_SHORT EXERCISE_
Reproduce the data exactly.
-- Start of DATA FOR THIS TASK --
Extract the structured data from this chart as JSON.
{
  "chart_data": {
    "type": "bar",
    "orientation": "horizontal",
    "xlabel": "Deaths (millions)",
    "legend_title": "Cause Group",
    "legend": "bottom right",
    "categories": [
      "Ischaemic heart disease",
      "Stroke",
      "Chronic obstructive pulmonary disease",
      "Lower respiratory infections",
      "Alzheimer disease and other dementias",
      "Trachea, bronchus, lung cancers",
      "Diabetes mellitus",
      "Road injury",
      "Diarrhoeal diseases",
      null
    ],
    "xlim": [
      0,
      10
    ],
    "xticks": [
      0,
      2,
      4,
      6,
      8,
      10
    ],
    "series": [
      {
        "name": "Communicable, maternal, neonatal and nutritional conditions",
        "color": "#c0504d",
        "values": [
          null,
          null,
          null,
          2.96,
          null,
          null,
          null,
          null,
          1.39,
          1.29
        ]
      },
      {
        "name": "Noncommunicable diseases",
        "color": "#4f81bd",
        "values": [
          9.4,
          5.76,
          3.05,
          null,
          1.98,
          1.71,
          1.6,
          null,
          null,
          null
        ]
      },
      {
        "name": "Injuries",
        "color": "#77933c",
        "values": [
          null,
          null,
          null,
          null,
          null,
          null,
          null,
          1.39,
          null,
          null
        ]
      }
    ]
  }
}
-- End of DATA FOR THIS TASK --
_OUTPUT BELOW_
Extract the structured data from this chart as JSON.
{
  "chart_data": {
    "type": "bar",
    "orientation": "horizontal",
    "xlabel": "Deaths (millions)",
    "legend_title": "Cause Group",
    "legend": "bottom right",
    "categories": [
      "Ischaemic heart disease",
      "Stroke",
      "Chronic obstructive pulmonary disease",
      "Lower respiratory infections",
      "Alzheimer disease and other dementias",
      "Trachea, bronchus, lung cancers",
      "Diabetes mellitus",
      "Road injury",
      "Diarrhoeal diseases",
      null
    ],
    "xlim": [
      0,
      10
    ],
    "xticks": [
      0,
      2,
      4,
      6,
      8,
      10
    ],
    "series": [
      {
        "name": "Communicable, maternal, neonatal and nutritional conditions",
        "color": "#c0504d",
        "values": [
          null,
          null,
          null,
          2.96,
          null,
          null,
          null,
          null,
          1.39,
          1.29
        ]
      },
      {
        "name": "Noncommunicable diseases",
        "color": "#4f81bd",
        "values": [
          9.4,
          5.76,
          3.05,
          null,
          1.98,
          1.71,
          1.6,
          null,
          null,
          null
        ]
      },
      {
        "name": "Injuries",
        "color": "#77933c",
        "values": [
          null,
          null,
          null,
          null,
          null,
          null,
          null,
          1.39,
          null,
          null
        ]
      }
    ]
  }
}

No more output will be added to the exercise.